» Objective: Set down the data below without change, skipping the pictures it holds.

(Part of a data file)
----

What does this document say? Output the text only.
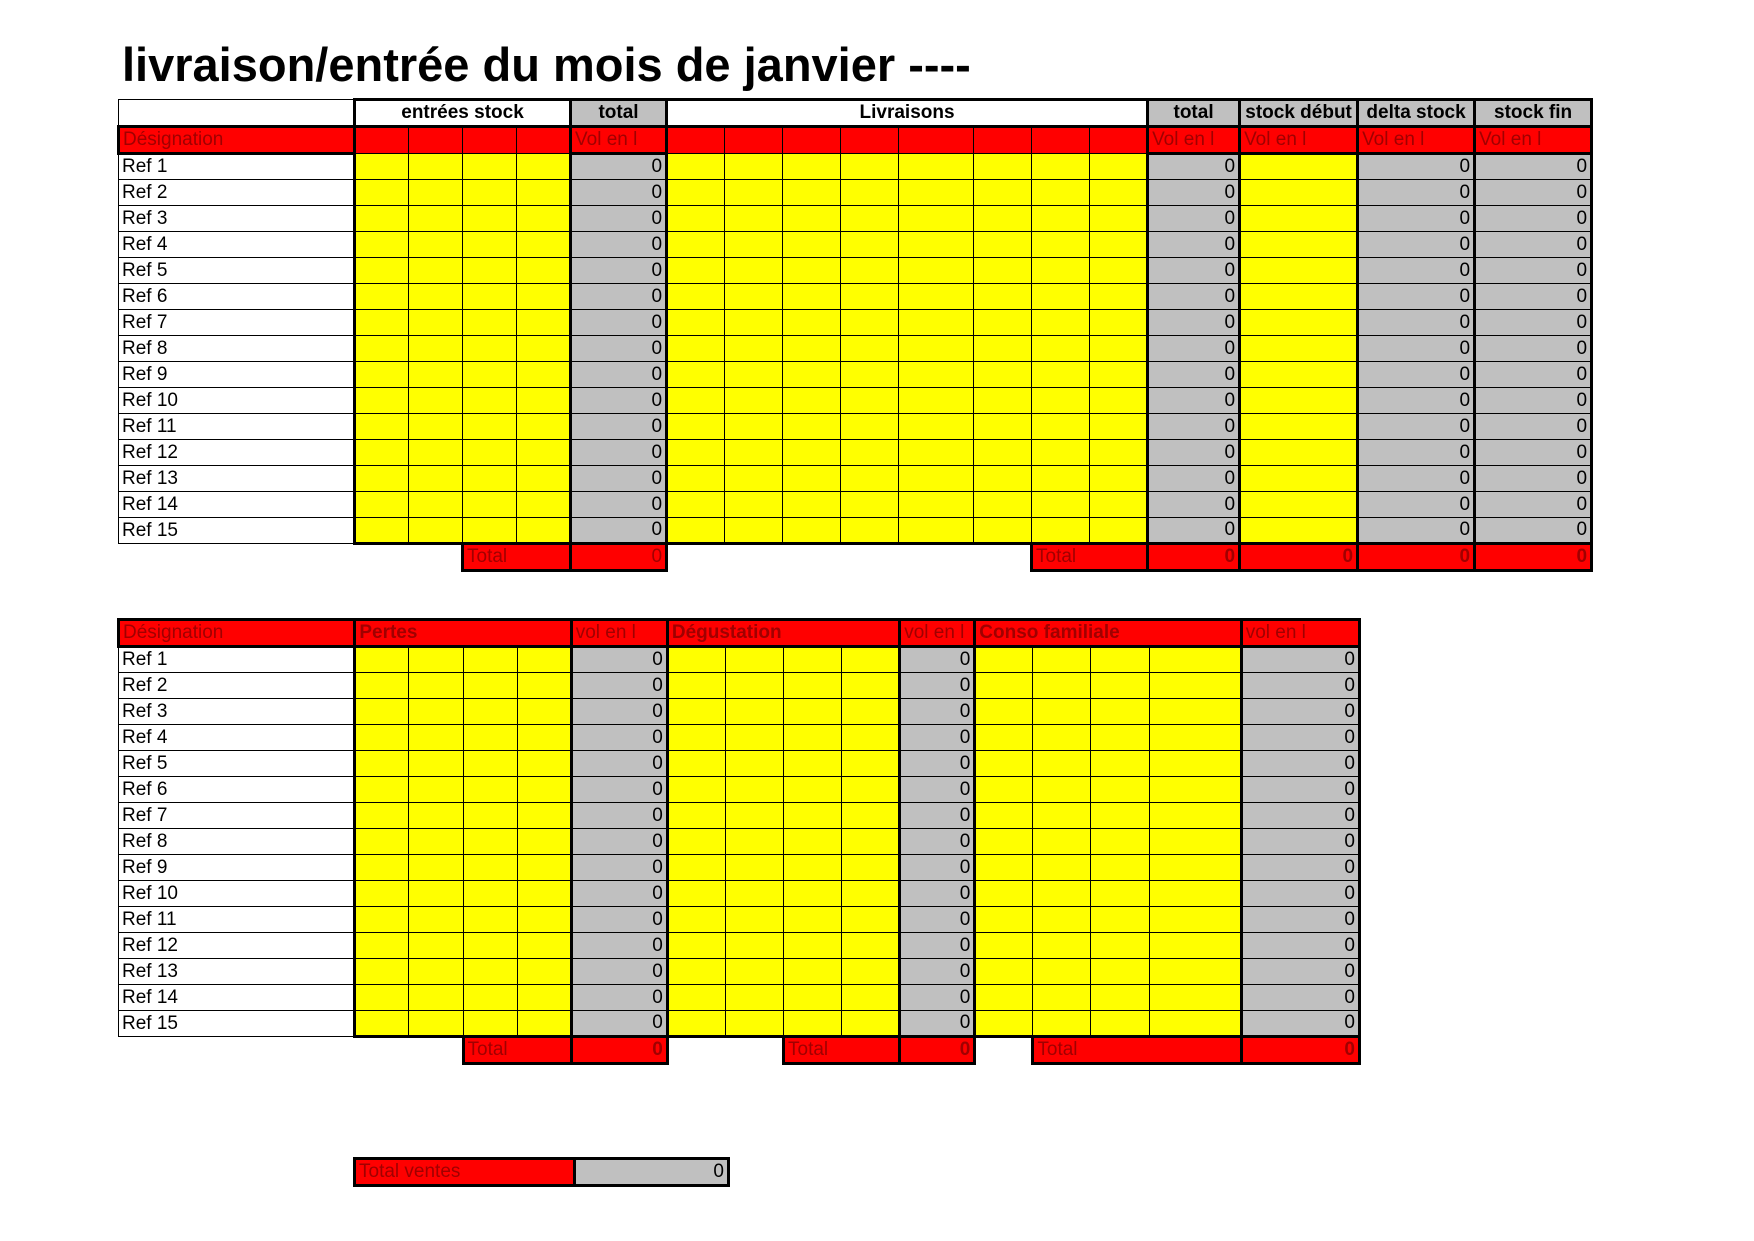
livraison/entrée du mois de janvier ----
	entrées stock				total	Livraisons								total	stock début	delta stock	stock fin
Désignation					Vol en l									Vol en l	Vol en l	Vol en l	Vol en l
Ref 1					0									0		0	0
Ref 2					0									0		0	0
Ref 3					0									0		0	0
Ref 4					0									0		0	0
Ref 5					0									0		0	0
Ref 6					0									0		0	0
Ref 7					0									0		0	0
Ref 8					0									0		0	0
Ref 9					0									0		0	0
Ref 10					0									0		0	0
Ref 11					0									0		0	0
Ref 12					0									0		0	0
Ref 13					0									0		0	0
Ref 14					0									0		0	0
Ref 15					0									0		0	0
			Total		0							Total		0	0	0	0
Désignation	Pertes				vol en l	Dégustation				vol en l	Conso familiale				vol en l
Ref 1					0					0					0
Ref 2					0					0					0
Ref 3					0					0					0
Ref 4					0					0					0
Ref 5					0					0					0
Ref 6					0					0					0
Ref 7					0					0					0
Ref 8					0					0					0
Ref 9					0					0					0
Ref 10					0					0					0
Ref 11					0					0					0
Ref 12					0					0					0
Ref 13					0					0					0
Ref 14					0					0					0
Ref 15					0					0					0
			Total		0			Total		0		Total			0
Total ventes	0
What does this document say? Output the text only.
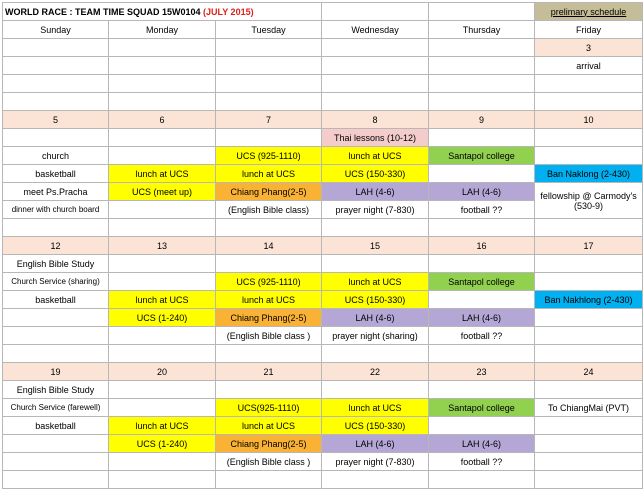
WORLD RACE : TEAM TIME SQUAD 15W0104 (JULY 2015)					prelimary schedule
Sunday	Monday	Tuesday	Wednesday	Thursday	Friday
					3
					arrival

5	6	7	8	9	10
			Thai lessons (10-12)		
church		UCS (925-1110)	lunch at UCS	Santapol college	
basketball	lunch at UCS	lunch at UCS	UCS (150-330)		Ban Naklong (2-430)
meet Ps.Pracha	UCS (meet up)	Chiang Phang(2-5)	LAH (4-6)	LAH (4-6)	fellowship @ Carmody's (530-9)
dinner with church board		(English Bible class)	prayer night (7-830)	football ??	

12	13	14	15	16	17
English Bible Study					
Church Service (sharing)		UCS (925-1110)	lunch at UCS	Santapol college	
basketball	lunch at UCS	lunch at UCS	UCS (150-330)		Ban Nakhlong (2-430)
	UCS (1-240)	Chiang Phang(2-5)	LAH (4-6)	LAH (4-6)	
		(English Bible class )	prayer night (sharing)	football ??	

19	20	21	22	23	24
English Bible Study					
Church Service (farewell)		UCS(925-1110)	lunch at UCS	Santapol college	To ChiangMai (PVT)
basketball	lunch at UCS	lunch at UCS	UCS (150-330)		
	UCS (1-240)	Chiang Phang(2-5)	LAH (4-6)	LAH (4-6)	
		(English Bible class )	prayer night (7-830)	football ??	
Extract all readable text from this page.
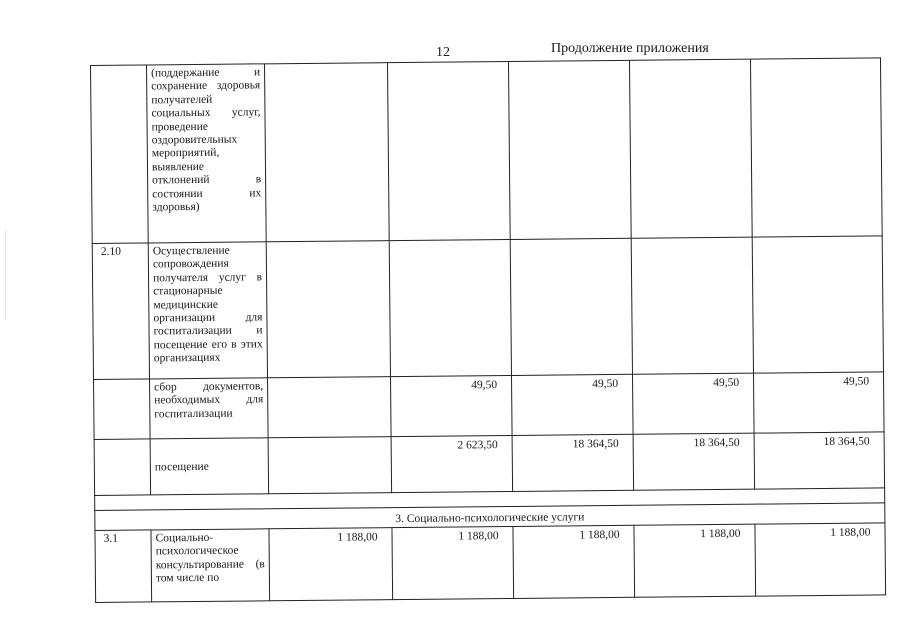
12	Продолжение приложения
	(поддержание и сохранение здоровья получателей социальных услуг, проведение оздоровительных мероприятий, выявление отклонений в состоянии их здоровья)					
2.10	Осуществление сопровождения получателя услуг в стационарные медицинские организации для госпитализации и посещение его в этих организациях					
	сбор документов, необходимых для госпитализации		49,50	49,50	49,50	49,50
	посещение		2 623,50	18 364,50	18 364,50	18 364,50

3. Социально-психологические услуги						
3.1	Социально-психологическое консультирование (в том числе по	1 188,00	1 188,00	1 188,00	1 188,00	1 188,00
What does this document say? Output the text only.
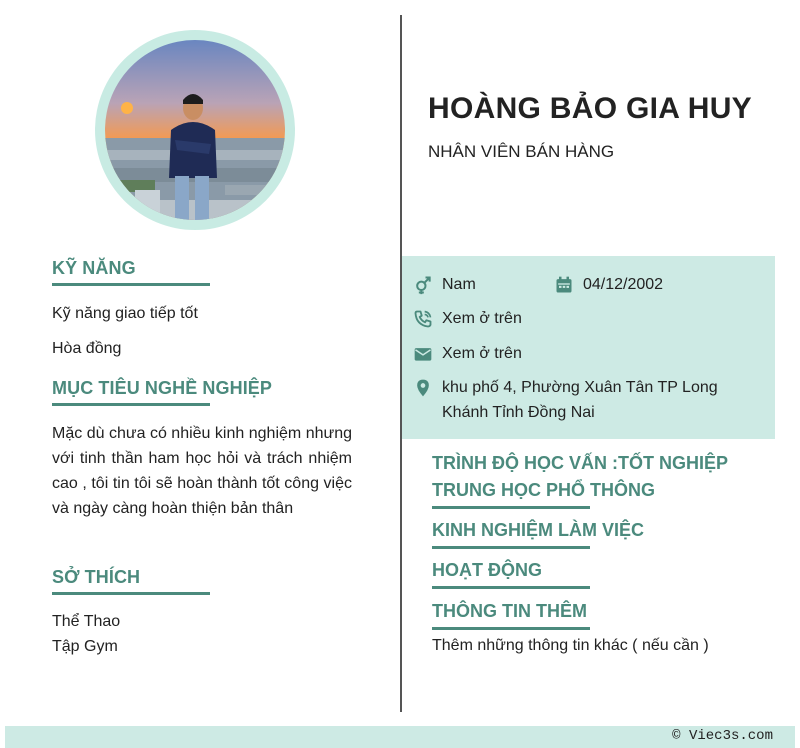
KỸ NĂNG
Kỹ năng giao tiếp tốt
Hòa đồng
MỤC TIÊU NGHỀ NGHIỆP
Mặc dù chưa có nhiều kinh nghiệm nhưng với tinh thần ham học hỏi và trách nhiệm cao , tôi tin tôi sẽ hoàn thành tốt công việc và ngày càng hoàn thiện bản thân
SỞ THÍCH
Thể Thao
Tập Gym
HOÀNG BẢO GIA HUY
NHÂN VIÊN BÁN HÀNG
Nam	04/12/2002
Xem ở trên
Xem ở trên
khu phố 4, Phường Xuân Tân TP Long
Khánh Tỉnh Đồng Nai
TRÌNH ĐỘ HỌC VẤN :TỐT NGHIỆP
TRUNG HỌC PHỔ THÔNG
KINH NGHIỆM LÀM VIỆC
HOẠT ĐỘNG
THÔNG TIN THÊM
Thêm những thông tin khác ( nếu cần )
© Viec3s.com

----

» Answer to the task:
What does this document say? Output the text only.
livraison/entrée du mois de janvier ----
	entrées stock				total	Livraisons								total	stock début	delta stock	stock fin
Désignation					Vol en l									Vol en l	Vol en l	Vol en l	Vol en l
Ref 1					0									0		0	0
Ref 2					0									0		0	0
Ref 3					0									0		0	0
Ref 4					0									0		0	0
Ref 5					0									0		0	0
Ref 6					0									0		0	0
Ref 7					0									0		0	0
Ref 8					0									0		0	0
Ref 9					0									0		0	0
Ref 10					0									0		0	0
Ref 11					0									0		0	0
Ref 12					0									0		0	0
Ref 13					0									0		0	0
Ref 14					0									0		0	0
Ref 15					0									0		0	0
			Total		0							Total		0	0	0	0
Désignation	Pertes				vol en l	Dégustation				vol en l	Conso familiale				vol en l
Ref 1					0					0					0
Ref 2					0					0					0
Ref 3					0					0					0
Ref 4					0					0					0
Ref 5					0					0					0
Ref 6					0					0					0
Ref 7					0					0					0
Ref 8					0					0					0
Ref 9					0					0					0
Ref 10					0					0					0
Ref 11					0					0					0
Ref 12					0					0					0
Ref 13					0					0					0
Ref 14					0					0					0
Ref 15					0					0					0
			Total		0			Total		0		Total			0
Total ventes	0
What does this document say? Output the text only.
WORLD RACE : TEAM TIME SQUAD 15W0104 (JULY 2015)					prelimary schedule
Sunday	Monday	Tuesday	Wednesday	Thursday	Friday
					3
					arrival

5	6	7	8	9	10
			Thai lessons (10-12)		
church		UCS (925-1110)	lunch at UCS	Santapol college	
basketball	lunch at UCS	lunch at UCS	UCS (150-330)		Ban Naklong (2-430)
meet Ps.Pracha	UCS (meet up)	Chiang Phang(2-5)	LAH (4-6)	LAH (4-6)	fellowship @ Carmody's (530-9)
dinner with church board		(English Bible class)	prayer night (7-830)	football ??	

12	13	14	15	16	17
English Bible Study					
Church Service (sharing)		UCS (925-1110)	lunch at UCS	Santapol college	
basketball	lunch at UCS	lunch at UCS	UCS (150-330)		Ban Nakhlong (2-430)
	UCS (1-240)	Chiang Phang(2-5)	LAH (4-6)	LAH (4-6)	
		(English Bible class )	prayer night (sharing)	football ??	

19	20	21	22	23	24
English Bible Study					
Church Service (farewell)		UCS(925-1110)	lunch at UCS	Santapol college	To ChiangMai (PVT)
basketball	lunch at UCS	lunch at UCS	UCS (150-330)		
	UCS (1-240)	Chiang Phang(2-5)	LAH (4-6)	LAH (4-6)	
		(English Bible class )	prayer night (7-830)	football ??	
Extract all readable text from this page.
12	Продолжение приложения
	(поддержание и сохранение здоровья получателей социальных услуг, проведение оздоровительных мероприятий, выявление отклонений в состоянии их здоровья)					
2.10	Осуществление сопровождения получателя услуг в стационарные медицинские организации для госпитализации и посещение его в этих организациях					
	сбор документов, необходимых для госпитализации		49,50	49,50	49,50	49,50
	посещение		2 623,50	18 364,50	18 364,50	18 364,50

3. Социально-психологические услуги						
3.1	Социально-психологическое консультирование (в том числе по	1 188,00	1 188,00	1 188,00	1 188,00	1 188,00
What does this document say? Output the text only.
KỸ NĂNG
Kỹ năng giao tiếp tốt
Hòa đồng
MỤC TIÊU NGHỀ NGHIỆP
Mặc dù chưa có nhiều kinh nghiệm nhưng với tinh thần ham học hỏi và trách nhiệm cao , tôi tin tôi sẽ hoàn thành tốt công việc và ngày càng hoàn thiện bản thân
SỞ THÍCH
Thể Thao
Tập Gym
HOÀNG BẢO GIA HUY
NHÂN VIÊN BÁN HÀNG
Nam	04/12/2002
Xem ở trên
Xem ở trên
khu phố 4, Phường Xuân Tân TP Long
Khánh Tỉnh Đồng Nai
TRÌNH ĐỘ HỌC VẤN :TỐT NGHIỆP
TRUNG HỌC PHỔ THÔNG
KINH NGHIỆM LÀM VIỆC
HOẠT ĐỘNG
THÔNG TIN THÊM
Thêm những thông tin khác ( nếu cần )
© Viec3s.com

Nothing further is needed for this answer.